-- Begin RECORDS FOR THE EXERCISE --

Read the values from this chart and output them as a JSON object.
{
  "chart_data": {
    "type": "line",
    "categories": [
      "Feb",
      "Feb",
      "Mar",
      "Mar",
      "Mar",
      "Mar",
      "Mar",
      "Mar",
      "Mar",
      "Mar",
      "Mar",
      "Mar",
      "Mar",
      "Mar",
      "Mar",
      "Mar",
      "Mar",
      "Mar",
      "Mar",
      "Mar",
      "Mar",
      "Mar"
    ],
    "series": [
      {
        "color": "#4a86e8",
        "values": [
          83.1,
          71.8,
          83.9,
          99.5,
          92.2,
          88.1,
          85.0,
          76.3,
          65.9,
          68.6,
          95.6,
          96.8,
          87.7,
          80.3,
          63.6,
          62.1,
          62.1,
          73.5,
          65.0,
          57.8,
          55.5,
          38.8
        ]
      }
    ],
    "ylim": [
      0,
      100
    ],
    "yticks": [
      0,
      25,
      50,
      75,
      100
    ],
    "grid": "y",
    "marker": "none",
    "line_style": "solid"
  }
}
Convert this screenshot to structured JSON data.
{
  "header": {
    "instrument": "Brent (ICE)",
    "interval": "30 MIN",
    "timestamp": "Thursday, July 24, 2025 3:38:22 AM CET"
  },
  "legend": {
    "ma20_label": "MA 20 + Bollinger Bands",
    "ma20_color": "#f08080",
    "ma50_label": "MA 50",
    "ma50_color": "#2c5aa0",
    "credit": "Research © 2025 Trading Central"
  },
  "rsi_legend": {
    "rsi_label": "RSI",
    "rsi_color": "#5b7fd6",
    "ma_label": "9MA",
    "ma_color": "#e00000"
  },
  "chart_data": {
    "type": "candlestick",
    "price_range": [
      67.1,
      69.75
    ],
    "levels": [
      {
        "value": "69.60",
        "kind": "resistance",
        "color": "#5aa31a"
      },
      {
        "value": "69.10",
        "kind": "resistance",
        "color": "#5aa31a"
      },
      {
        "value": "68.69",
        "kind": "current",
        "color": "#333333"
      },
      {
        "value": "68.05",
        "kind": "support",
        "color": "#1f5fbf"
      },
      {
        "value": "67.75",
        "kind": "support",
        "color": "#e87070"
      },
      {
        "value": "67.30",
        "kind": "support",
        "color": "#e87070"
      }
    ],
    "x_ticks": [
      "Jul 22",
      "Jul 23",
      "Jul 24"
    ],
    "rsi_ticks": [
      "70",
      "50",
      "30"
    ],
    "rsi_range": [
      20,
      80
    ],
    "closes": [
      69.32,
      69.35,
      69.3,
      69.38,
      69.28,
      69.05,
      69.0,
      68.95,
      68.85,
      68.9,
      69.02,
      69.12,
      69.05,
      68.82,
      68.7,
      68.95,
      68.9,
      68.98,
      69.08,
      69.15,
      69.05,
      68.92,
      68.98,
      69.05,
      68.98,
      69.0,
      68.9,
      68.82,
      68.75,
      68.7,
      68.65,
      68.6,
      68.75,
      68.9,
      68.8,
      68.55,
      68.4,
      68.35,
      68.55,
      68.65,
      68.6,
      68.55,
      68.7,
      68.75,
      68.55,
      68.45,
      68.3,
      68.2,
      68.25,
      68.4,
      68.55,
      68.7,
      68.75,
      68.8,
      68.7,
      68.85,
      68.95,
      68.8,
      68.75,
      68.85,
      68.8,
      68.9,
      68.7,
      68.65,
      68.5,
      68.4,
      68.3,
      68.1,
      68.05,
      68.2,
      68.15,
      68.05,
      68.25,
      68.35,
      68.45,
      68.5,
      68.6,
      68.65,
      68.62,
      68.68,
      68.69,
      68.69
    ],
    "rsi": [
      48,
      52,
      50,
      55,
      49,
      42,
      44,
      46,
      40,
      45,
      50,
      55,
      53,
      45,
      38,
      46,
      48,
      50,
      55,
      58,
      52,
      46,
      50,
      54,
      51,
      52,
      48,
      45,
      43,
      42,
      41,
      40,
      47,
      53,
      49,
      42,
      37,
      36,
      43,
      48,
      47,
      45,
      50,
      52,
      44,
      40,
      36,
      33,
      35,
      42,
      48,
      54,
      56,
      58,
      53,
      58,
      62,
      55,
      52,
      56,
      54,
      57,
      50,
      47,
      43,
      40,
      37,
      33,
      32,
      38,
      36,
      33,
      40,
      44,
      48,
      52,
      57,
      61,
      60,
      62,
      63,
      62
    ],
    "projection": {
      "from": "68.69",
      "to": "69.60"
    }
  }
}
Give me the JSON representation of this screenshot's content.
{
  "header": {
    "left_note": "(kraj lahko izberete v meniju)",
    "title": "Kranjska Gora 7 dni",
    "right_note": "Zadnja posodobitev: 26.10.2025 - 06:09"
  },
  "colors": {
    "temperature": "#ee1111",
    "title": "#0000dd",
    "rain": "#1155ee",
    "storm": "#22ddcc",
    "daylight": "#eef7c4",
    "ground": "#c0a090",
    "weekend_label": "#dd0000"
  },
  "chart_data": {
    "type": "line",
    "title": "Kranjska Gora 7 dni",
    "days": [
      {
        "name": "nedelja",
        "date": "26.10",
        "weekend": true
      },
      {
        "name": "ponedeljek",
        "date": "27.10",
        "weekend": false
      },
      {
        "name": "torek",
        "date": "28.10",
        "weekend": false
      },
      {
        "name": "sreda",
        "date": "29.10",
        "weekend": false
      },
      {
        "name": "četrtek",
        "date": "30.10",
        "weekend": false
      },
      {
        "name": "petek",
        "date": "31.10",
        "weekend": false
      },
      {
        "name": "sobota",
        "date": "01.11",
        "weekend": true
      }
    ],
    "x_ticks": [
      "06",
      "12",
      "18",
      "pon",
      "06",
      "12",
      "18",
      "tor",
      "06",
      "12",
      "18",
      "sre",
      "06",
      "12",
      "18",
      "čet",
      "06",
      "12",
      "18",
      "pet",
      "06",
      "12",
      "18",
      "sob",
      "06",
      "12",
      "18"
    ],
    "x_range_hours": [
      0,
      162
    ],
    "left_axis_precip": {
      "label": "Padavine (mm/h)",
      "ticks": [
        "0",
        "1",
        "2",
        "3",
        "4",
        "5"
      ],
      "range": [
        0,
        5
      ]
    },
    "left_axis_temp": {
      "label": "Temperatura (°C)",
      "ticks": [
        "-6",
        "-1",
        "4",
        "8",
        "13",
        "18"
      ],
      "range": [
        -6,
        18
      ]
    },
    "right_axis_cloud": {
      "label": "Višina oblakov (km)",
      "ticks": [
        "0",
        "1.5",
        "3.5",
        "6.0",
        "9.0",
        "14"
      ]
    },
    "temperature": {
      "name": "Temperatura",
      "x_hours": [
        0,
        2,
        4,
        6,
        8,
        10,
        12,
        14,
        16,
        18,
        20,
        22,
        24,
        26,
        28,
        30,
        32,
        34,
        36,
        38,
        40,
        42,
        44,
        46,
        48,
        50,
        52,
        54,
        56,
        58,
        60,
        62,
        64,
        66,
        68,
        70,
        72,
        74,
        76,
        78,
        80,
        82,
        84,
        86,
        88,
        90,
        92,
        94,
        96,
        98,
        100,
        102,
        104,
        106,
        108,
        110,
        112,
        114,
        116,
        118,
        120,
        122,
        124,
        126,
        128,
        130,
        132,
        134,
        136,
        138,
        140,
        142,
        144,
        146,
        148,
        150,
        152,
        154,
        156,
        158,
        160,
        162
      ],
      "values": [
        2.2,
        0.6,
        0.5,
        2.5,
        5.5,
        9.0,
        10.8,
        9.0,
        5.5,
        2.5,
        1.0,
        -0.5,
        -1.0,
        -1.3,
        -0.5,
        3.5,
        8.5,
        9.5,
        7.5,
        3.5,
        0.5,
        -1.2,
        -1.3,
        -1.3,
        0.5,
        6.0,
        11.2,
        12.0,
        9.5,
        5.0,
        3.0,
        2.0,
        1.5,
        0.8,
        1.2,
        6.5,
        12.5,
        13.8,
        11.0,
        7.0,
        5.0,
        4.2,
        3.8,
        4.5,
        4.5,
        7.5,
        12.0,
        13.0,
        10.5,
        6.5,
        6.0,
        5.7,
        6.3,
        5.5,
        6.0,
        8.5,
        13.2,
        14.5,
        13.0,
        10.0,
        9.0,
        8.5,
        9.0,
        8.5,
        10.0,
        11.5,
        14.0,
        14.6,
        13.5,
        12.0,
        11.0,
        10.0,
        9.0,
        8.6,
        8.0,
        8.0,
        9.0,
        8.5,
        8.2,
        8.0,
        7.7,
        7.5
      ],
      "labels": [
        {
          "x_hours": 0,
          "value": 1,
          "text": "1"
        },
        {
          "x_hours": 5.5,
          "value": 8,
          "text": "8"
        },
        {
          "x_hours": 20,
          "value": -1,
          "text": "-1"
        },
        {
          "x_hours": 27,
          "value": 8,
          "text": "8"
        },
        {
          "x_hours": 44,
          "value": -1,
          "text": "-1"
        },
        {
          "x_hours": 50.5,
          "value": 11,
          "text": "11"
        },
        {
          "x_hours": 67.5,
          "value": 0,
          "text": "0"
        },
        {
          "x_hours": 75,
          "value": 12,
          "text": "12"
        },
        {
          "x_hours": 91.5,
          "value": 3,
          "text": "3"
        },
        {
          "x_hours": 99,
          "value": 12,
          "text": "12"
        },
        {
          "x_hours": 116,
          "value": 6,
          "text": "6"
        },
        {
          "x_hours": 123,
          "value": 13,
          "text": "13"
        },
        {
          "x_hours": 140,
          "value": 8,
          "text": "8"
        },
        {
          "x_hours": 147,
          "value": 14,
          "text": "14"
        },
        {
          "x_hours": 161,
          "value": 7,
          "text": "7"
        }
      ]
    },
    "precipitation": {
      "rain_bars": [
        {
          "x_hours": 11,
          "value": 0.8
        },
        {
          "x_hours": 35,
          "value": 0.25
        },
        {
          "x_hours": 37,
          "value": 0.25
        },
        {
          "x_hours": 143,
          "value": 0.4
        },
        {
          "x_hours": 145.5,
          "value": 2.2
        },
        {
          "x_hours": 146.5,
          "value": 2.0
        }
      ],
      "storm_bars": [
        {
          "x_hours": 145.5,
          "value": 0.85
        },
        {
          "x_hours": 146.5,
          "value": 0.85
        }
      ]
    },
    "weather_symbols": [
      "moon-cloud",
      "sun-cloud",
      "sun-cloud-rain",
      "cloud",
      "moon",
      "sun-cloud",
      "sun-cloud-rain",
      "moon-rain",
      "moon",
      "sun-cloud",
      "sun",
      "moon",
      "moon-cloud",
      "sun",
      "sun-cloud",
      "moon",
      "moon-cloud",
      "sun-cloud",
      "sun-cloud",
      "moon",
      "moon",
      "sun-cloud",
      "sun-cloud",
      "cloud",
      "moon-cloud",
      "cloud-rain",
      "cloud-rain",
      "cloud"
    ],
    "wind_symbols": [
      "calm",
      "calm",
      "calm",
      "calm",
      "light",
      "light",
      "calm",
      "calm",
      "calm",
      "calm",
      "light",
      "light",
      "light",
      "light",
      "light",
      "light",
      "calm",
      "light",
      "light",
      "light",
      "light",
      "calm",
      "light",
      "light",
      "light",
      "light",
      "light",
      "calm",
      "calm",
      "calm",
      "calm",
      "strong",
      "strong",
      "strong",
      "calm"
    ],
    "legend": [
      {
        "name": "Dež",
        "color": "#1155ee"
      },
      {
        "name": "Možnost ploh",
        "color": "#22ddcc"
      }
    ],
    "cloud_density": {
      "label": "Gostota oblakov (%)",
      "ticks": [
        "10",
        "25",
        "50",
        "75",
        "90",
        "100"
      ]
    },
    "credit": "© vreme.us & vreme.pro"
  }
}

-- End RECORDS FOR THE EXERCISE --

#### [WRITTEN REQUEST]
Using the material above, copy every line in which the string "from" occurs.

#### [SOLUTION BELOW]
Read the values from this chart and output them as a JSON object.
      "from": "68.69",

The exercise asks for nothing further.